_Written exercise:_ Each record below is to be copied word for word, with pictures removed.

____

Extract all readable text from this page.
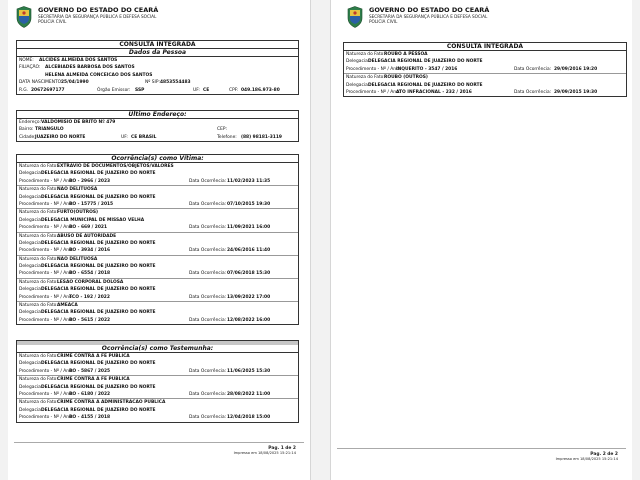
GOVERNO DO ESTADO DO CEARÁ
SECRETARIA DA SEGURANÇA PÚBLICA E DEFESA SOCIAL
POLICIA CIVIL
CONSULTA INTEGRADA
Dados da Pessoa
NOME: ALCIDES ALMEIDA DOS SANTOS
FILIAÇÃO: ALCEBIADES BARBOSA DOS SANTOS
HELENA ALMEIDA CONCEICAO DOS SANTOS
DATA NASCIMENTO:
25/04/1990	Nº SIP: 4853554483
R.G. 20672697177	Órgão Emissor: SSP	UF: CE	CPF: 049.186.973-80
Último Endereço:
Endereço: VALDOMISIO DE BRITO Nº 479
Bairro: TRIANGULO	CEP:
Cidade: JUAZEIRO DO NORTE	UF: CE BRASIL	Telefone: (88) 98181-3119
Ocorrência(s) como Vítima:
Natureza do Fato: EXTRAVIO DE DOCUMENTOS/OBJETOS/VALORES
Delegacia:
DELEGACIA REGIONAL DE JUAZEIRO DO NORTE
Procedimento - Nº / Ano:
BO - 2966 / 2023	Data Ocorrência: 11/02/2023 11:35
Natureza do Fato: NAO DELITUOSA
Delegacia:
DELEGACIA REGIONAL DE JUAZEIRO DO NORTE
Procedimento - Nº / Ano:
BO - 15775 / 2015	Data Ocorrência: 07/10/2015 19:30
Natureza do Fato: FURTO(OUTROS)
Delegacia:
DELEGACIA MUNICIPAL DE MISSAO VELHA
Procedimento - Nº / Ano:
BO - 669 / 2021	Data Ocorrência: 11/09/2021 16:00
Natureza do Fato: ABUSO DE AUTORIDADE
Delegacia:
DELEGACIA REGIONAL DE JUAZEIRO DO NORTE
Procedimento - Nº / Ano:
BO - 3934 / 2016	Data Ocorrência: 24/06/2016 11:40
Natureza do Fato: NAO DELITUOSA
Delegacia:
DELEGACIA REGIONAL DE JUAZEIRO DO NORTE
Procedimento - Nº / Ano:
BO - 6554 / 2018	Data Ocorrência: 07/06/2018 15:30
Natureza do Fato: LESAO CORPORAL DOLOSA
Delegacia:
DELEGACIA REGIONAL DE JUAZEIRO DO NORTE
Procedimento - Nº / Ano:
TCO - 192 / 2022	Data Ocorrência: 13/09/2022 17:00
Natureza do Fato: AMEACA
Delegacia:
DELEGACIA REGIONAL DE JUAZEIRO DO NORTE
Procedimento - Nº / Ano:
BO - 5615 / 2022	Data Ocorrência: 12/08/2022 16:00
Ocorrência(s) como Testemunha:
Natureza do Fato: CRIME CONTRA A FE PUBLICA
Delegacia:
DELEGACIA REGIONAL DE JUAZEIRO DO NORTE
Procedimento - Nº / Ano:
BO - 5867 / 2025	Data Ocorrência: 11/06/2025 15:30
Natureza do Fato: CRIME CONTRA A FE PUBLICA
Delegacia:
DELEGACIA REGIONAL DE JUAZEIRO DO NORTE
Procedimento - Nº / Ano:
BO - 6180 / 2022	Data Ocorrência: 28/08/2022 11:00
Natureza do Fato: CRIME CONTRA A ADMINISTRACAO PUBLICA
Delegacia:
DELEGACIA REGIONAL DE JUAZEIRO DO NORTE
Procedimento - Nº / Ano:
BO - 4155 / 2018	Data Ocorrência: 12/04/2018 15:00
Pag. 1 de 2
Impresso em 18/08/2025 15:21:14
GOVERNO DO ESTADO DO CEARÁ
SECRETARIA DA SEGURANÇA PÚBLICA E DEFESA SOCIAL
POLICIA CIVIL
CONSULTA INTEGRADA
Natureza do Fato: ROUBO A PESSOA
Delegacia:
DELEGACIA REGIONAL DE JUAZEIRO DO NORTE
Procedimento - Nº / Ano:
INQUERITO - 3547 / 2016	Data Ocorrência: 29/09/2016 19:20
Natureza do Fato: ROUBO (OUTROS)
Delegacia:
DELEGACIA REGIONAL DE JUAZEIRO DO NORTE
Procedimento - Nº / Ano:
ATO INFRACIONAL - 232 / 2016	Data Ocorrência: 29/09/2015 19:30
Pag. 2 de 2
Impresso em 18/08/2025 15:21:14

____

_Finished task:_
Extract all readable text from this page.
GOVERNO DO ESTADO DO CEARÁ
SECRETARIA DA SEGURANÇA PÚBLICA E DEFESA SOCIAL
POLICIA CIVIL
CONSULTA INTEGRADA
Dados da Pessoa
NOME: ALCIDES ALMEIDA DOS SANTOS
FILIAÇÃO: ALCEBIADES BARBOSA DOS SANTOS
HELENA ALMEIDA CONCEICAO DOS SANTOS
DATA NASCIMENTO:
25/04/1990	Nº SIP: 4853554483
R.G. 20672697177	Órgão Emissor: SSP	UF: CE	CPF: 049.186.973-80
Último Endereço:
Endereço: VALDOMISIO DE BRITO Nº 479
Bairro: TRIANGULO	CEP:
Cidade: JUAZEIRO DO NORTE	UF: CE BRASIL	Telefone: (88) 98181-3119
Ocorrência(s) como Vítima:
Natureza do Fato: EXTRAVIO DE DOCUMENTOS/OBJETOS/VALORES
Delegacia:
DELEGACIA REGIONAL DE JUAZEIRO DO NORTE
Procedimento - Nº / Ano:
BO - 2966 / 2023	Data Ocorrência: 11/02/2023 11:35
Natureza do Fato: NAO DELITUOSA
Delegacia:
DELEGACIA REGIONAL DE JUAZEIRO DO NORTE
Procedimento - Nº / Ano:
BO - 15775 / 2015	Data Ocorrência: 07/10/2015 19:30
Natureza do Fato: FURTO(OUTROS)
Delegacia:
DELEGACIA MUNICIPAL DE MISSAO VELHA
Procedimento - Nº / Ano:
BO - 669 / 2021	Data Ocorrência: 11/09/2021 16:00
Natureza do Fato: ABUSO DE AUTORIDADE
Delegacia:
DELEGACIA REGIONAL DE JUAZEIRO DO NORTE
Procedimento - Nº / Ano:
BO - 3934 / 2016	Data Ocorrência: 24/06/2016 11:40
Natureza do Fato: NAO DELITUOSA
Delegacia:
DELEGACIA REGIONAL DE JUAZEIRO DO NORTE
Procedimento - Nº / Ano:
BO - 6554 / 2018	Data Ocorrência: 07/06/2018 15:30
Natureza do Fato: LESAO CORPORAL DOLOSA
Delegacia:
DELEGACIA REGIONAL DE JUAZEIRO DO NORTE
Procedimento - Nº / Ano:
TCO - 192 / 2022	Data Ocorrência: 13/09/2022 17:00
Natureza do Fato: AMEACA
Delegacia:
DELEGACIA REGIONAL DE JUAZEIRO DO NORTE
Procedimento - Nº / Ano:
BO - 5615 / 2022	Data Ocorrência: 12/08/2022 16:00
Ocorrência(s) como Testemunha:
Natureza do Fato: CRIME CONTRA A FE PUBLICA
Delegacia:
DELEGACIA REGIONAL DE JUAZEIRO DO NORTE
Procedimento - Nº / Ano:
BO - 5867 / 2025	Data Ocorrência: 11/06/2025 15:30
Natureza do Fato: CRIME CONTRA A FE PUBLICA
Delegacia:
DELEGACIA REGIONAL DE JUAZEIRO DO NORTE
Procedimento - Nº / Ano:
BO - 6180 / 2022	Data Ocorrência: 28/08/2022 11:00
Natureza do Fato: CRIME CONTRA A ADMINISTRACAO PUBLICA
Delegacia:
DELEGACIA REGIONAL DE JUAZEIRO DO NORTE
Procedimento - Nº / Ano:
BO - 4155 / 2018	Data Ocorrência: 12/04/2018 15:00
Pag. 1 de 2
Impresso em 18/08/2025 15:21:14
GOVERNO DO ESTADO DO CEARÁ
SECRETARIA DA SEGURANÇA PÚBLICA E DEFESA SOCIAL
POLICIA CIVIL
CONSULTA INTEGRADA
Natureza do Fato: ROUBO A PESSOA
Delegacia:
DELEGACIA REGIONAL DE JUAZEIRO DO NORTE
Procedimento - Nº / Ano:
INQUERITO - 3547 / 2016	Data Ocorrência: 29/09/2016 19:20
Natureza do Fato: ROUBO (OUTROS)
Delegacia:
DELEGACIA REGIONAL DE JUAZEIRO DO NORTE
Procedimento - Nº / Ano:
ATO INFRACIONAL - 232 / 2016	Data Ocorrência: 29/09/2015 19:30
Pag. 2 de 2
Impresso em 18/08/2025 15:21:14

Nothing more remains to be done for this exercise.